**WHAT YOU HAVE TO DO:** Within the material below, find each line bearing the word "color" and present it.

**EXTRACTED MATERIAL:**
● ● ● ● ●

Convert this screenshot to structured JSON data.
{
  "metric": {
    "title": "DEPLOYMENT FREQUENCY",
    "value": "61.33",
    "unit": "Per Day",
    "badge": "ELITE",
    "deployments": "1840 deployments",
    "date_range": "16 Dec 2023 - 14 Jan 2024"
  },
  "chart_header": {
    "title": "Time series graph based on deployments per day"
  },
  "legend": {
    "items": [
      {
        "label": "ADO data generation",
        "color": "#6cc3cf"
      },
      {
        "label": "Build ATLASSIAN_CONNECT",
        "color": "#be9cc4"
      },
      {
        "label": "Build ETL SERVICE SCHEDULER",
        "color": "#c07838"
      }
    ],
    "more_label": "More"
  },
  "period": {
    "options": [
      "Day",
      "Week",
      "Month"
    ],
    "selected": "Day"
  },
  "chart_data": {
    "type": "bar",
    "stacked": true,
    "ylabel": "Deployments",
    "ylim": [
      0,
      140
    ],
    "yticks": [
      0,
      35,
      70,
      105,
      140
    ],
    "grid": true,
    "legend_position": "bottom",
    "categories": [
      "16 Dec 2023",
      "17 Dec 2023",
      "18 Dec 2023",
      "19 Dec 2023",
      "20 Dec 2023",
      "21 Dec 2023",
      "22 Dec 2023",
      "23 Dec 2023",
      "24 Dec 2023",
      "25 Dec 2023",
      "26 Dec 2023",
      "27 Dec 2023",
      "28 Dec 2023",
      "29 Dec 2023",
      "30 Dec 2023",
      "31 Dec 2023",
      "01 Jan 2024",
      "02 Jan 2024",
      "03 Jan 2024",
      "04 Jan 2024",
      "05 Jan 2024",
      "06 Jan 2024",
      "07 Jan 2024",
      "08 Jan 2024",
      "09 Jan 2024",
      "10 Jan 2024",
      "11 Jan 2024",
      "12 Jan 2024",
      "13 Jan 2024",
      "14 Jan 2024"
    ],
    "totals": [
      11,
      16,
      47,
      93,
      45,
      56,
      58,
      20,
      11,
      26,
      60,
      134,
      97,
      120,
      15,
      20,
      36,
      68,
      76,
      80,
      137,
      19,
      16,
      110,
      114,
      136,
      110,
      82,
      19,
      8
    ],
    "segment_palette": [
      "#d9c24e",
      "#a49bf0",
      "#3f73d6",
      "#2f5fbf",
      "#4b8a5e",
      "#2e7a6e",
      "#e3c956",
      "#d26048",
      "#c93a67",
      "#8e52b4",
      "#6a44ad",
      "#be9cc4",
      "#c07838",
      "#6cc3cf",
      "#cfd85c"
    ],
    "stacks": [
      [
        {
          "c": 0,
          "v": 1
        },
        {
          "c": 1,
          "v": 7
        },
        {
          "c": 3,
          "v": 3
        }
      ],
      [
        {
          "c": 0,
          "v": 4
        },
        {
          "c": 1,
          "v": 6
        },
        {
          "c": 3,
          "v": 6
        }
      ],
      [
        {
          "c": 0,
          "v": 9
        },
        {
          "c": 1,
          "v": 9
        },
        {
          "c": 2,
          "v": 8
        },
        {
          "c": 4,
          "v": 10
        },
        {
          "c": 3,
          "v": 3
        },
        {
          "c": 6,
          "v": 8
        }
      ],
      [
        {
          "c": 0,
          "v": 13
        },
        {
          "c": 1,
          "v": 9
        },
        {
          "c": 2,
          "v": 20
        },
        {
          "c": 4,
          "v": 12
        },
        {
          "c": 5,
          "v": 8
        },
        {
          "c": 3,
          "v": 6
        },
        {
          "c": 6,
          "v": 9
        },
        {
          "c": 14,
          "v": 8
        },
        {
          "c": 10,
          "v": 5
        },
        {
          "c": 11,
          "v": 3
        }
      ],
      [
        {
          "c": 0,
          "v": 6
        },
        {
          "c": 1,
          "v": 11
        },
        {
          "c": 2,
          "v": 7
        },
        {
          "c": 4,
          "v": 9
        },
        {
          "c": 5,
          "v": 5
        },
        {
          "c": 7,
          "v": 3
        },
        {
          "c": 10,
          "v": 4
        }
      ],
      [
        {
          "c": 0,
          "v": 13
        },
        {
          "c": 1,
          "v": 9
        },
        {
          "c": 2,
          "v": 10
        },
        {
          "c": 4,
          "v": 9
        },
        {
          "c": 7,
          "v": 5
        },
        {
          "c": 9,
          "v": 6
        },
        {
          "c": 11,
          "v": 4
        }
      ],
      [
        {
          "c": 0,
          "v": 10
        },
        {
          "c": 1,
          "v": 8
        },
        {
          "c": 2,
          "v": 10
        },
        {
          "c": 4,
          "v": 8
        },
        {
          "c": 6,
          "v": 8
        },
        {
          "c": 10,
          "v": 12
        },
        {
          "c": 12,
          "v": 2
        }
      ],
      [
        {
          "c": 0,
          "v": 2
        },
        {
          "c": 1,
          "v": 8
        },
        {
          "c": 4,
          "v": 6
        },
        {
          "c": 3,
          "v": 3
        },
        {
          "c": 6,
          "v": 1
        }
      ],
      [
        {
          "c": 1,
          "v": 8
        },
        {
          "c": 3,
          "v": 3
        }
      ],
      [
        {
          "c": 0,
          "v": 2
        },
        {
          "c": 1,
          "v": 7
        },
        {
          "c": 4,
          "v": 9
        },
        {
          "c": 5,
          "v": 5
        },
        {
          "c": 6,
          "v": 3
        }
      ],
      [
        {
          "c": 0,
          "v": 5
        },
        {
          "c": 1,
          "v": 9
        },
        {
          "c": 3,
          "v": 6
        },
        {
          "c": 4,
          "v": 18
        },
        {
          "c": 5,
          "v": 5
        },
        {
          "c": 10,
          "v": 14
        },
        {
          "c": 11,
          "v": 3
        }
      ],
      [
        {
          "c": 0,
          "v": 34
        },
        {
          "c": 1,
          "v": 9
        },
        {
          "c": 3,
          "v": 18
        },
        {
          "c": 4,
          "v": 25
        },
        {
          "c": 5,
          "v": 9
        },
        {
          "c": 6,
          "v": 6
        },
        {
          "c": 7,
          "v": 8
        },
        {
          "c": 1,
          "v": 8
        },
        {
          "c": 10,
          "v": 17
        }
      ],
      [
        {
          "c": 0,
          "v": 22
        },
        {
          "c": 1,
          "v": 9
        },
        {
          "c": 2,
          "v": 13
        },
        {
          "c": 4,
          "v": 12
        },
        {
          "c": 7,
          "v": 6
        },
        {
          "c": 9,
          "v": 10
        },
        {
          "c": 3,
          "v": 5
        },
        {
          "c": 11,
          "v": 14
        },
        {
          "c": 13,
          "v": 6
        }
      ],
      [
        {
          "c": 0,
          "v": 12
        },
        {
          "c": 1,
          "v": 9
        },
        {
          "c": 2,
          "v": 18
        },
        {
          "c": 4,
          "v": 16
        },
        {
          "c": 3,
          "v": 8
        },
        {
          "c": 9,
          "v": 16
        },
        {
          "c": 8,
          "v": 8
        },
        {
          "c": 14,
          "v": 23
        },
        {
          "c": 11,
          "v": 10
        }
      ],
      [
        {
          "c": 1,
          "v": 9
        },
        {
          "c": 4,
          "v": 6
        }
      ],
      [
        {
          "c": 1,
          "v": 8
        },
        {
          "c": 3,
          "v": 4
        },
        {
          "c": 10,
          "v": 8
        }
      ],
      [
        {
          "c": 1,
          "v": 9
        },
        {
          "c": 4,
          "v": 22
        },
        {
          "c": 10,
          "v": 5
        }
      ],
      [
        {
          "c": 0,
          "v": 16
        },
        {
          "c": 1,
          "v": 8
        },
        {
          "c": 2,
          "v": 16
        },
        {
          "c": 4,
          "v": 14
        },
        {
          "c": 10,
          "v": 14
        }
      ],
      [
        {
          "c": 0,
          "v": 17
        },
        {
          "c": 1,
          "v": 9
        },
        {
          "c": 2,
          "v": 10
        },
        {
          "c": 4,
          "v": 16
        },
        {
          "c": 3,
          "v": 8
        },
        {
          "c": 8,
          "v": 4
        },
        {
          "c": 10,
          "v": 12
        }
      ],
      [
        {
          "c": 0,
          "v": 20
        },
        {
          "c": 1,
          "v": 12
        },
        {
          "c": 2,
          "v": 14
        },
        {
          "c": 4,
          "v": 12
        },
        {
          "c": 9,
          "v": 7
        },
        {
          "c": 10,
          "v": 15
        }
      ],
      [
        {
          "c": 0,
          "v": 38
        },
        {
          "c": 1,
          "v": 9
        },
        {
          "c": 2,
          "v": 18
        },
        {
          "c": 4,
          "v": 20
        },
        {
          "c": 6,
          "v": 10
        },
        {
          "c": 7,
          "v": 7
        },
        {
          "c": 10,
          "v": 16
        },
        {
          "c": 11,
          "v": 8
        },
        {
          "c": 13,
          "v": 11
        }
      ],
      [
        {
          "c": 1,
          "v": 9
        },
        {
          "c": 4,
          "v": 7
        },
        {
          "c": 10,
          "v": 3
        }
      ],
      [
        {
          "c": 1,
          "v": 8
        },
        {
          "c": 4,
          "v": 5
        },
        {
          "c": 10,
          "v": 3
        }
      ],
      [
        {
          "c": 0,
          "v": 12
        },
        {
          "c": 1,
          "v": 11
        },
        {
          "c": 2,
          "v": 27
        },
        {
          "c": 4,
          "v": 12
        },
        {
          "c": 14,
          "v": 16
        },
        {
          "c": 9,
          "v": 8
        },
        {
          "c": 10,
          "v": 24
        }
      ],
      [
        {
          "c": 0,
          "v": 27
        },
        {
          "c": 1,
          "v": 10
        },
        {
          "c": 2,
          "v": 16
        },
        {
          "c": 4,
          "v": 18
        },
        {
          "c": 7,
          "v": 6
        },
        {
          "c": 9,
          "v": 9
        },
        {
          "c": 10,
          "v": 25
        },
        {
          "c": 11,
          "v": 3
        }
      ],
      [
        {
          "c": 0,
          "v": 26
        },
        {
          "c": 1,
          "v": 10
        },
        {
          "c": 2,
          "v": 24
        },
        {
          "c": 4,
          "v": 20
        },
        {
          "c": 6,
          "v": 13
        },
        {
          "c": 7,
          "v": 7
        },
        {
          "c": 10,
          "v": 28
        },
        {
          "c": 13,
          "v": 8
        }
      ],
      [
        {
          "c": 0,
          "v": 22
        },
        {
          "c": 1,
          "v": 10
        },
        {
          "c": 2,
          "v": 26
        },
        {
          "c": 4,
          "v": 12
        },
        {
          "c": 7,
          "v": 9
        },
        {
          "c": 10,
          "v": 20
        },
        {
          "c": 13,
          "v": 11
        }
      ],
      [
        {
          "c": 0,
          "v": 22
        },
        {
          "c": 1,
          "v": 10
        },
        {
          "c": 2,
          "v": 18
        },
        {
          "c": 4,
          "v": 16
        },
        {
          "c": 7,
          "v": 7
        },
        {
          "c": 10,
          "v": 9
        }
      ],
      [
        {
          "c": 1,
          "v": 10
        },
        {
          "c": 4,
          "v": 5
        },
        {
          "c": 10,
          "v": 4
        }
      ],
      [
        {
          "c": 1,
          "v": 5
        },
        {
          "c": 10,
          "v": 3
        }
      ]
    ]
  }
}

● ● ● ● ●

**OUTPUT:**
        "color": "#6cc3cf"
        "color": "#be9cc4"
        "color": "#c07838"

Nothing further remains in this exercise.